* **Short problem**
In the records below, find each line containing the word "time" and copy it.

* **Data records**
-- start --
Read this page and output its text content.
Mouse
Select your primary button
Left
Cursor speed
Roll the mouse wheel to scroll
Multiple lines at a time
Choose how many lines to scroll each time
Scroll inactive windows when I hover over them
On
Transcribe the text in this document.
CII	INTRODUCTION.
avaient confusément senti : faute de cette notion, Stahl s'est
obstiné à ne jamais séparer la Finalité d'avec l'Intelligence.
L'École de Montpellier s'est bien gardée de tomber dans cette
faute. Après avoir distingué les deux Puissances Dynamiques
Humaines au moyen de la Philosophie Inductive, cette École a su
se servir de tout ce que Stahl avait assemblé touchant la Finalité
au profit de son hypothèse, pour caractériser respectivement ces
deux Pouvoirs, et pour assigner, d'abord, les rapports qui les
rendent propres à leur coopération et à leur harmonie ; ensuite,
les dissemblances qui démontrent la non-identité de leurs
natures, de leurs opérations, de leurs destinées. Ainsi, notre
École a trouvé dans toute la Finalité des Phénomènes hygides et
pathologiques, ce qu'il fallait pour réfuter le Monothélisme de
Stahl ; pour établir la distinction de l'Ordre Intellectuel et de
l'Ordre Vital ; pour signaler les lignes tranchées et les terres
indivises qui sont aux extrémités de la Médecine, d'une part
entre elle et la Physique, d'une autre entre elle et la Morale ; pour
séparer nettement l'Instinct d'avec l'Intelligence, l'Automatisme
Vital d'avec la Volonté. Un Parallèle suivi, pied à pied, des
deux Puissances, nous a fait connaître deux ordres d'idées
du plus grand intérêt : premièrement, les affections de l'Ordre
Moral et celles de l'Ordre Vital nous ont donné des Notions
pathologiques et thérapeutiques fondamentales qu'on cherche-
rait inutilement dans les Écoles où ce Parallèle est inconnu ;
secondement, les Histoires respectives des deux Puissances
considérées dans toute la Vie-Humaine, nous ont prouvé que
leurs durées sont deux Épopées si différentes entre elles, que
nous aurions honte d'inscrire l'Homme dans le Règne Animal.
-- end --
-- start --
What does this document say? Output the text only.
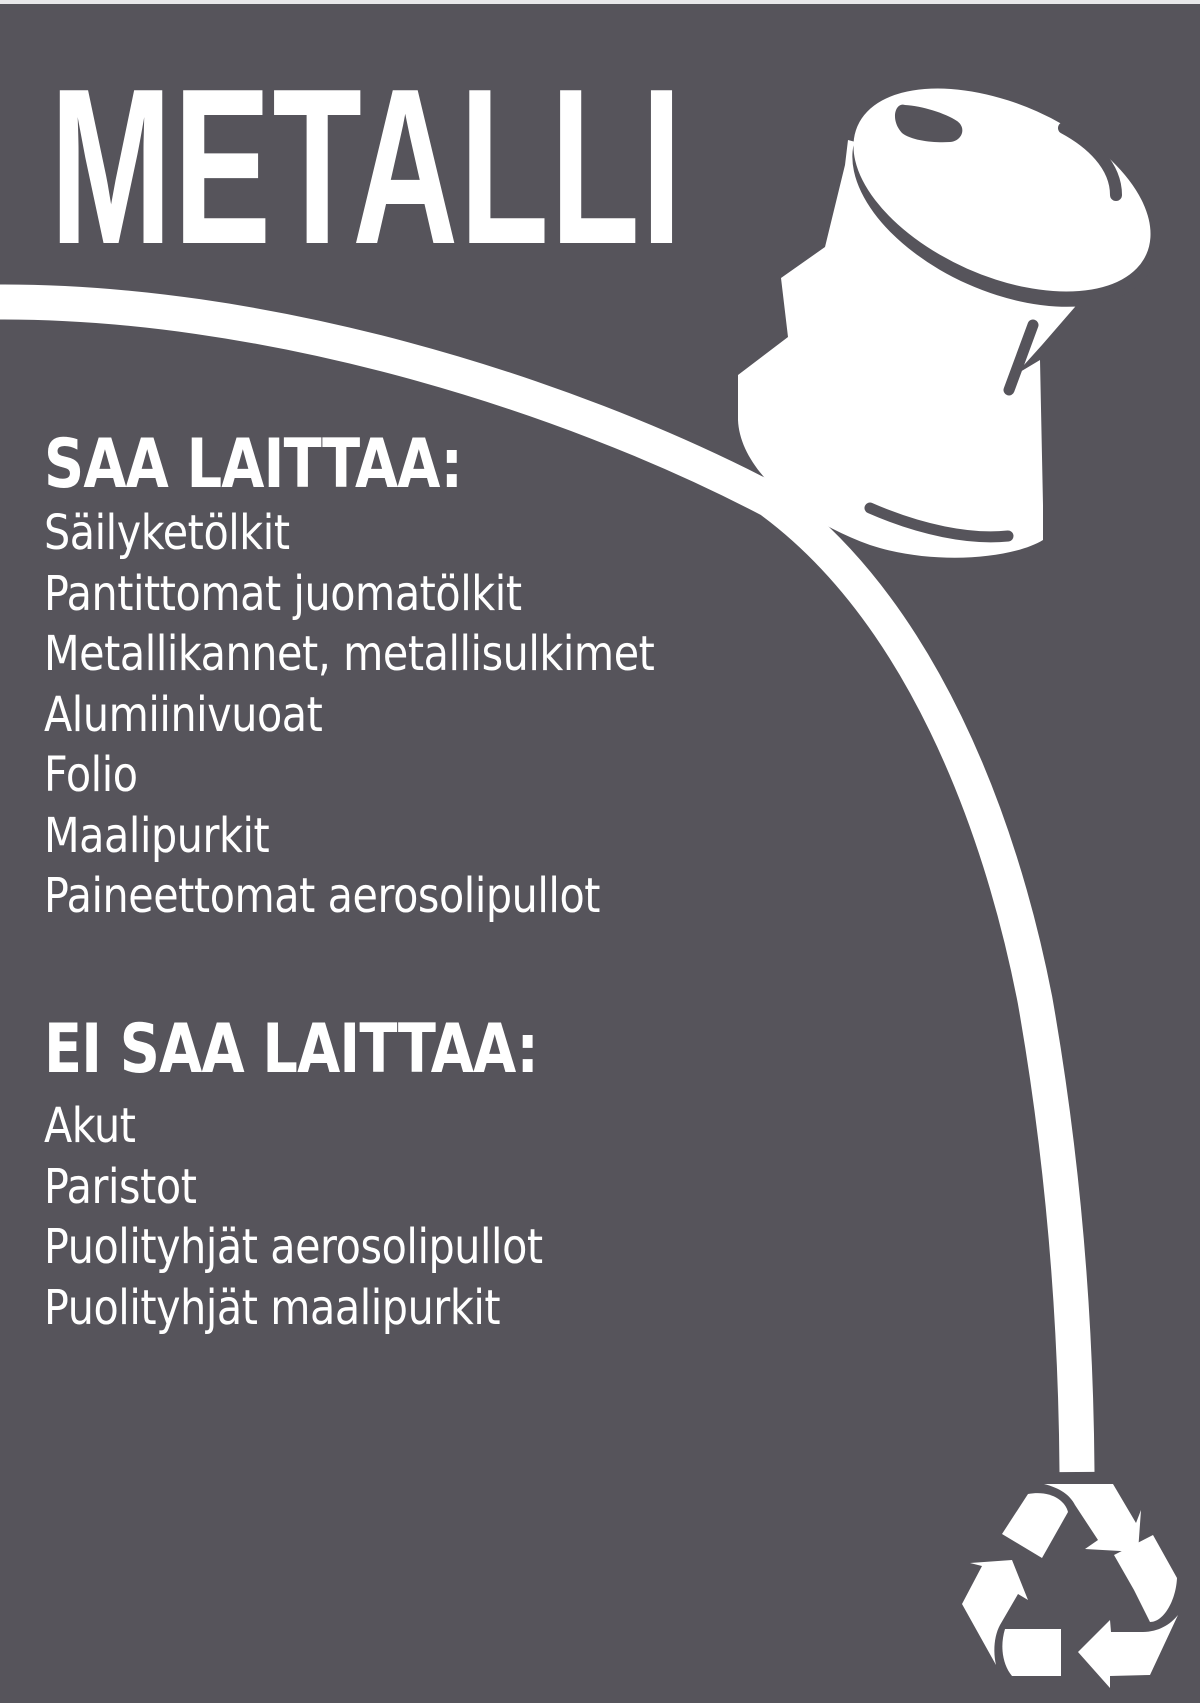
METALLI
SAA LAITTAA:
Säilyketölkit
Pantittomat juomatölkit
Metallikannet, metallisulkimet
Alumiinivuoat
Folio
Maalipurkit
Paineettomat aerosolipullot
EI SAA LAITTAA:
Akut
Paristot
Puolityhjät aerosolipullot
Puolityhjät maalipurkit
-- end --
* **Exercise result**
Multiple lines at a time
Choose how many lines to scroll each time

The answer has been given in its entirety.